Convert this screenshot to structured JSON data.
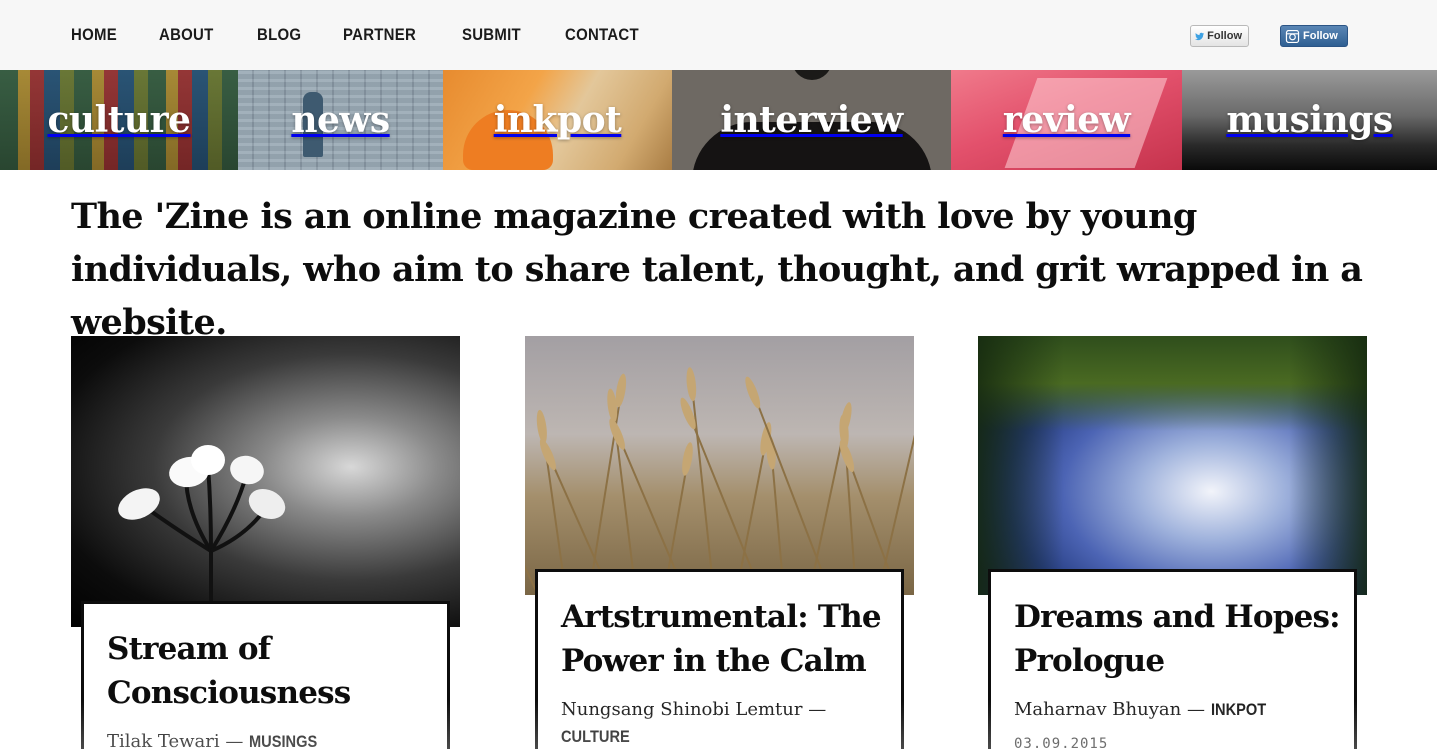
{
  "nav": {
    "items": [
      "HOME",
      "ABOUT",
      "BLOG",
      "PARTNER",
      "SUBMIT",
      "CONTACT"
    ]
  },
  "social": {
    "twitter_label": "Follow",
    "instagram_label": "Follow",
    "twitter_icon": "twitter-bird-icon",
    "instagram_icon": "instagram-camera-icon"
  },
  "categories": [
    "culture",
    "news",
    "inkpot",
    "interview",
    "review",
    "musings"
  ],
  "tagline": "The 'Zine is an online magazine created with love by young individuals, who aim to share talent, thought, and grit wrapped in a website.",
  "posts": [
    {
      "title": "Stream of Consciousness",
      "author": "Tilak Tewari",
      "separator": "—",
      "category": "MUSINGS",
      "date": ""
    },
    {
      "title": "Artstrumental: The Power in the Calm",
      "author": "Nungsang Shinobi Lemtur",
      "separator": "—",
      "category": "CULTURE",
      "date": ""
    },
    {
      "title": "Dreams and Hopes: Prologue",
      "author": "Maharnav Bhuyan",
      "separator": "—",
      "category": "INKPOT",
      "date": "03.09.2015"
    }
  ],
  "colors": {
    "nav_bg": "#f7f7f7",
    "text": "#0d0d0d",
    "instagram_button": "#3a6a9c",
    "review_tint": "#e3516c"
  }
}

**What you will do:** Without the images, write out each line of the data verbatim.

**Full solution:**
Convert this screenshot to structured JSON data.
{
  "nav": {
    "items": [
      "HOME",
      "ABOUT",
      "BLOG",
      "PARTNER",
      "SUBMIT",
      "CONTACT"
    ]
  },
  "social": {
    "twitter_label": "Follow",
    "instagram_label": "Follow",
    "twitter_icon": "twitter-bird-icon",
    "instagram_icon": "instagram-camera-icon"
  },
  "categories": [
    "culture",
    "news",
    "inkpot",
    "interview",
    "review",
    "musings"
  ],
  "tagline": "The 'Zine is an online magazine created with love by young individuals, who aim to share talent, thought, and grit wrapped in a website.",
  "posts": [
    {
      "title": "Stream of Consciousness",
      "author": "Tilak Tewari",
      "separator": "—",
      "category": "MUSINGS",
      "date": ""
    },
    {
      "title": "Artstrumental: The Power in the Calm",
      "author": "Nungsang Shinobi Lemtur",
      "separator": "—",
      "category": "CULTURE",
      "date": ""
    },
    {
      "title": "Dreams and Hopes: Prologue",
      "author": "Maharnav Bhuyan",
      "separator": "—",
      "category": "INKPOT",
      "date": "03.09.2015"
    }
  ],
  "colors": {
    "nav_bg": "#f7f7f7",
    "text": "#0d0d0d",
    "instagram_button": "#3a6a9c",
    "review_tint": "#e3516c"
  }
}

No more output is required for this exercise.